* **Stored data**
============
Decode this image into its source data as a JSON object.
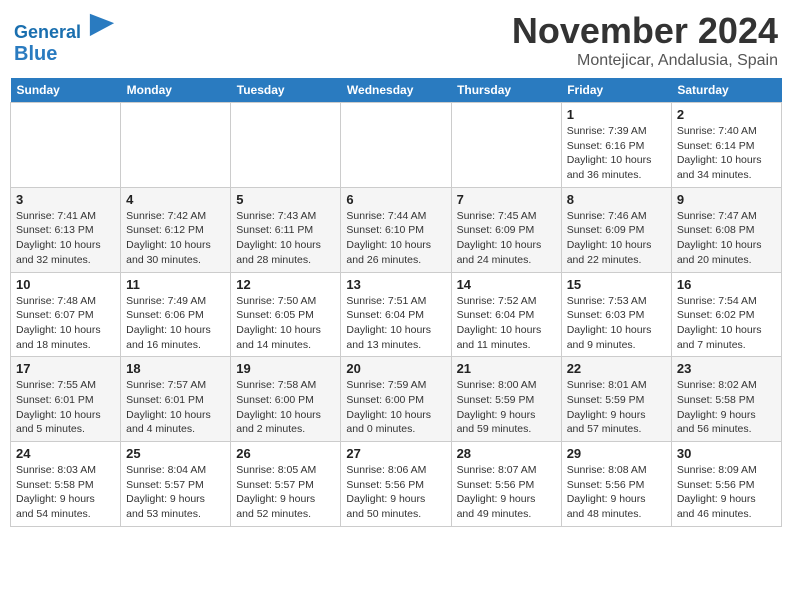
{
  "header": {
    "logo_line1": "General",
    "logo_line2": "Blue",
    "month": "November 2024",
    "location": "Montejicar, Andalusia, Spain"
  },
  "weekdays": [
    "Sunday",
    "Monday",
    "Tuesday",
    "Wednesday",
    "Thursday",
    "Friday",
    "Saturday"
  ],
  "weeks": [
    [
      {
        "day": "",
        "info": ""
      },
      {
        "day": "",
        "info": ""
      },
      {
        "day": "",
        "info": ""
      },
      {
        "day": "",
        "info": ""
      },
      {
        "day": "",
        "info": ""
      },
      {
        "day": "1",
        "info": "Sunrise: 7:39 AM\nSunset: 6:16 PM\nDaylight: 10 hours\nand 36 minutes."
      },
      {
        "day": "2",
        "info": "Sunrise: 7:40 AM\nSunset: 6:14 PM\nDaylight: 10 hours\nand 34 minutes."
      }
    ],
    [
      {
        "day": "3",
        "info": "Sunrise: 7:41 AM\nSunset: 6:13 PM\nDaylight: 10 hours\nand 32 minutes."
      },
      {
        "day": "4",
        "info": "Sunrise: 7:42 AM\nSunset: 6:12 PM\nDaylight: 10 hours\nand 30 minutes."
      },
      {
        "day": "5",
        "info": "Sunrise: 7:43 AM\nSunset: 6:11 PM\nDaylight: 10 hours\nand 28 minutes."
      },
      {
        "day": "6",
        "info": "Sunrise: 7:44 AM\nSunset: 6:10 PM\nDaylight: 10 hours\nand 26 minutes."
      },
      {
        "day": "7",
        "info": "Sunrise: 7:45 AM\nSunset: 6:09 PM\nDaylight: 10 hours\nand 24 minutes."
      },
      {
        "day": "8",
        "info": "Sunrise: 7:46 AM\nSunset: 6:09 PM\nDaylight: 10 hours\nand 22 minutes."
      },
      {
        "day": "9",
        "info": "Sunrise: 7:47 AM\nSunset: 6:08 PM\nDaylight: 10 hours\nand 20 minutes."
      }
    ],
    [
      {
        "day": "10",
        "info": "Sunrise: 7:48 AM\nSunset: 6:07 PM\nDaylight: 10 hours\nand 18 minutes."
      },
      {
        "day": "11",
        "info": "Sunrise: 7:49 AM\nSunset: 6:06 PM\nDaylight: 10 hours\nand 16 minutes."
      },
      {
        "day": "12",
        "info": "Sunrise: 7:50 AM\nSunset: 6:05 PM\nDaylight: 10 hours\nand 14 minutes."
      },
      {
        "day": "13",
        "info": "Sunrise: 7:51 AM\nSunset: 6:04 PM\nDaylight: 10 hours\nand 13 minutes."
      },
      {
        "day": "14",
        "info": "Sunrise: 7:52 AM\nSunset: 6:04 PM\nDaylight: 10 hours\nand 11 minutes."
      },
      {
        "day": "15",
        "info": "Sunrise: 7:53 AM\nSunset: 6:03 PM\nDaylight: 10 hours\nand 9 minutes."
      },
      {
        "day": "16",
        "info": "Sunrise: 7:54 AM\nSunset: 6:02 PM\nDaylight: 10 hours\nand 7 minutes."
      }
    ],
    [
      {
        "day": "17",
        "info": "Sunrise: 7:55 AM\nSunset: 6:01 PM\nDaylight: 10 hours\nand 5 minutes."
      },
      {
        "day": "18",
        "info": "Sunrise: 7:57 AM\nSunset: 6:01 PM\nDaylight: 10 hours\nand 4 minutes."
      },
      {
        "day": "19",
        "info": "Sunrise: 7:58 AM\nSunset: 6:00 PM\nDaylight: 10 hours\nand 2 minutes."
      },
      {
        "day": "20",
        "info": "Sunrise: 7:59 AM\nSunset: 6:00 PM\nDaylight: 10 hours\nand 0 minutes."
      },
      {
        "day": "21",
        "info": "Sunrise: 8:00 AM\nSunset: 5:59 PM\nDaylight: 9 hours\nand 59 minutes."
      },
      {
        "day": "22",
        "info": "Sunrise: 8:01 AM\nSunset: 5:59 PM\nDaylight: 9 hours\nand 57 minutes."
      },
      {
        "day": "23",
        "info": "Sunrise: 8:02 AM\nSunset: 5:58 PM\nDaylight: 9 hours\nand 56 minutes."
      }
    ],
    [
      {
        "day": "24",
        "info": "Sunrise: 8:03 AM\nSunset: 5:58 PM\nDaylight: 9 hours\nand 54 minutes."
      },
      {
        "day": "25",
        "info": "Sunrise: 8:04 AM\nSunset: 5:57 PM\nDaylight: 9 hours\nand 53 minutes."
      },
      {
        "day": "26",
        "info": "Sunrise: 8:05 AM\nSunset: 5:57 PM\nDaylight: 9 hours\nand 52 minutes."
      },
      {
        "day": "27",
        "info": "Sunrise: 8:06 AM\nSunset: 5:56 PM\nDaylight: 9 hours\nand 50 minutes."
      },
      {
        "day": "28",
        "info": "Sunrise: 8:07 AM\nSunset: 5:56 PM\nDaylight: 9 hours\nand 49 minutes."
      },
      {
        "day": "29",
        "info": "Sunrise: 8:08 AM\nSunset: 5:56 PM\nDaylight: 9 hours\nand 48 minutes."
      },
      {
        "day": "30",
        "info": "Sunrise: 8:09 AM\nSunset: 5:56 PM\nDaylight: 9 hours\nand 46 minutes."
      }
    ]
  ]
}
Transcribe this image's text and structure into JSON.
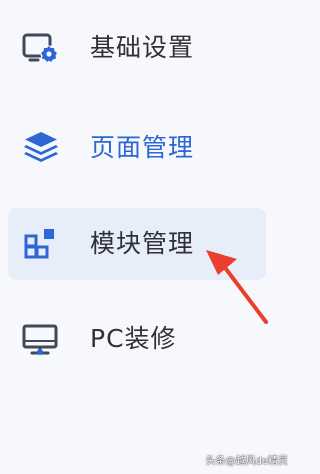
============
* **YOUR TASK**
Copy every line above that holds the word "image".

* **ANSWER IN FULL**
Decode this image into its source data as a JSON object.
Transcribe this image's text and structure into JSON.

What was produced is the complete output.